→ **What to work on**
The entries below should be given again exactly, minus their pictures.

Dataset records
+++
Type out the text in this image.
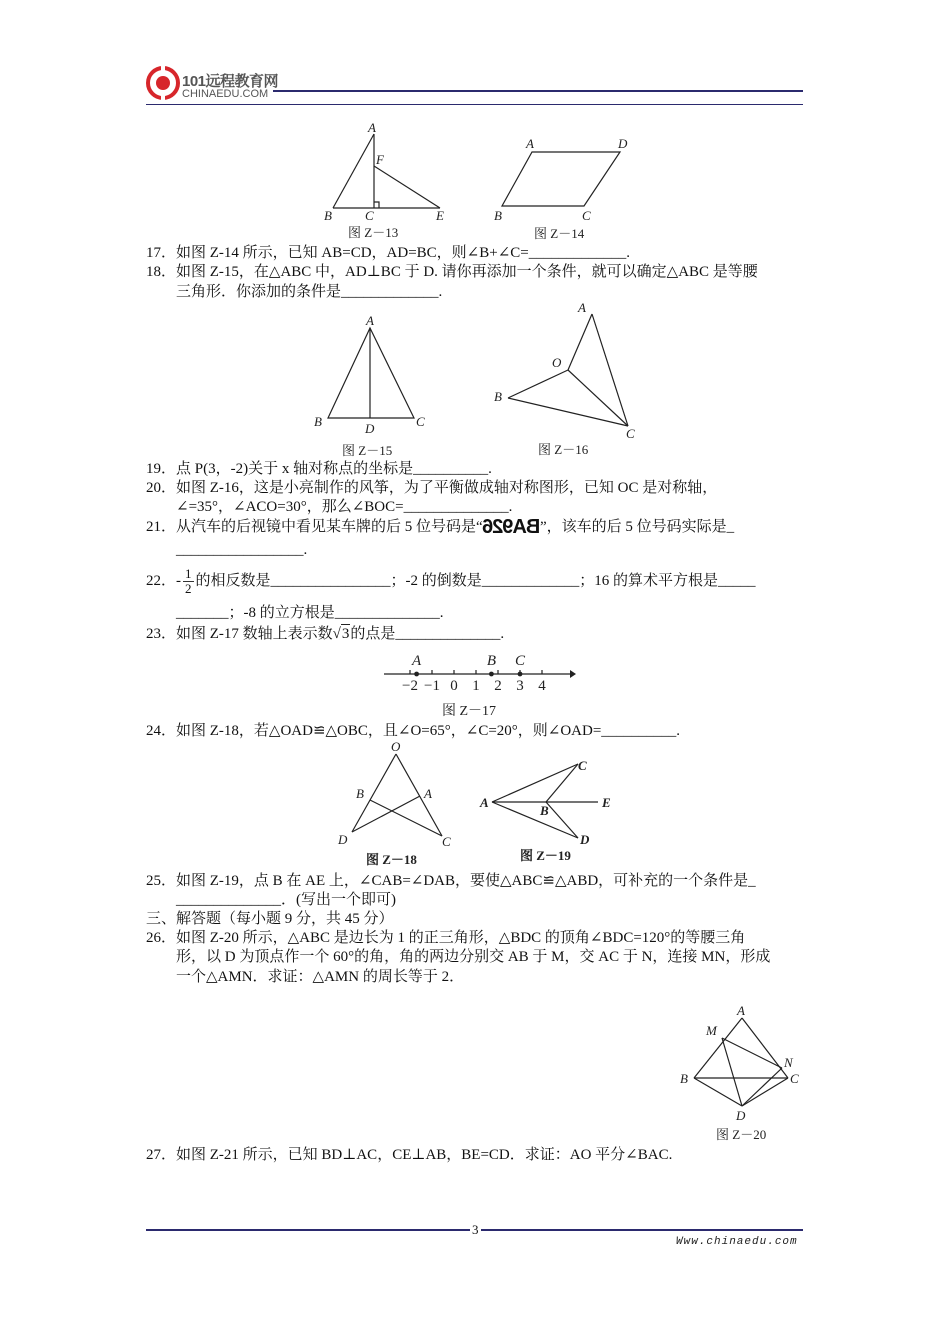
101远程教育网
CHINAEDU.COM
A
F
B	C	E
图 Z－13
A	D
B	C
图 Z－14
17．如图 Z-14 所示，已知 AB=CD，AD=BC，则∠B+∠C=_____________.
18．如图 Z-15，在△ABC 中，AD⊥BC 于 D. 请你再添加一个条件，就可以确定△ABC 是等腰
三角形．你添加的条件是_____________.
A
B	D	C
图 Z－15
A
O
B
C
图 Z－16
19．点 P(3，-2)关于 x 轴对称点的坐标是__________.
20．如图 Z-16，这是小亮制作的风筝，为了平衡做成轴对称图形，已知 OC 是对称轴，
∠=35°，∠ACO=30°，那么∠BOC=______________.
21．从汽车的后视镜中看见某车牌的后 5 位号码是“BA926”，该车的后 5 位号码实际是_
_________________.
22．- $\frac{1}{2}$ 的相反数是________________；-2 的倒数是_____________；16 的算术平方根是_____
_______；-8 的立方根是______________.
23．如图 Z-17 数轴上表示数√3的点是______________.
−2 −1 0 1 2 3 4
A	B C
图 Z－17
24．如图 Z-18，若△OAD≌△OBC，且∠O=65°，∠C=20°，则∠OAD=__________.
O
B	A
D	C
图 Z－18
A
C
B
E
D
图 Z－19
25．如图 Z-19，点 B 在 AE 上，∠CAB=∠DAB，要使△ABC≌△ABD，可补充的一个条件是_
______________．(写出一个即可)
三、解答题（每小题 9 分，共 45 分）
26．如图 Z-20 所示，△ABC 是边长为 1 的正三角形，△BDC 的顶角∠BDC=120°的等腰三角
形，以 D 为顶点作一个 60°的角，角的两边分别交 AB 于 M，交 AC 于 N，连接 MN，形成
一个△AMN．求证：△AMN 的周长等于 2．
A
M
N
B	C
D
图 Z－20
27．如图 Z-21 所示，已知 BD⊥AC，CE⊥AB，BE=CD．求证：AO 平分∠BAC.
3
Www.chinaedu.com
+++
→ **Task response**
Type out the text in this image.
101远程教育网
CHINAEDU.COM
A
F
B	C	E
图 Z－13
A	D
B	C
图 Z－14
17．如图 Z-14 所示，已知 AB=CD，AD=BC，则∠B+∠C=_____________.
18．如图 Z-15，在△ABC 中，AD⊥BC 于 D. 请你再添加一个条件，就可以确定△ABC 是等腰
三角形．你添加的条件是_____________.
A
B	D	C
图 Z－15
A
O
B
C
图 Z－16
19．点 P(3，-2)关于 x 轴对称点的坐标是__________.
20．如图 Z-16，这是小亮制作的风筝，为了平衡做成轴对称图形，已知 OC 是对称轴，
∠=35°，∠ACO=30°，那么∠BOC=______________.
21．从汽车的后视镜中看见某车牌的后 5 位号码是“BA926”，该车的后 5 位号码实际是_
_________________.
22．- $\frac{1}{2}$ 的相反数是________________；-2 的倒数是_____________；16 的算术平方根是_____
_______；-8 的立方根是______________.
23．如图 Z-17 数轴上表示数√3的点是______________.
−2 −1 0 1 2 3 4
A	B C
图 Z－17
24．如图 Z-18，若△OAD≌△OBC，且∠O=65°，∠C=20°，则∠OAD=__________.
O
B	A
D	C
图 Z－18
A
C
B
E
D
图 Z－19
25．如图 Z-19，点 B 在 AE 上，∠CAB=∠DAB，要使△ABC≌△ABD，可补充的一个条件是_
______________．(写出一个即可)
三、解答题（每小题 9 分，共 45 分）
26．如图 Z-20 所示，△ABC 是边长为 1 的正三角形，△BDC 的顶角∠BDC=120°的等腰三角
形，以 D 为顶点作一个 60°的角，角的两边分别交 AB 于 M，交 AC 于 N，连接 MN，形成
一个△AMN．求证：△AMN 的周长等于 2．
A
M
N
B	C
D
图 Z－20
27．如图 Z-21 所示，已知 BD⊥AC，CE⊥AB，BE=CD．求证：AO 平分∠BAC.
3
Www.chinaedu.com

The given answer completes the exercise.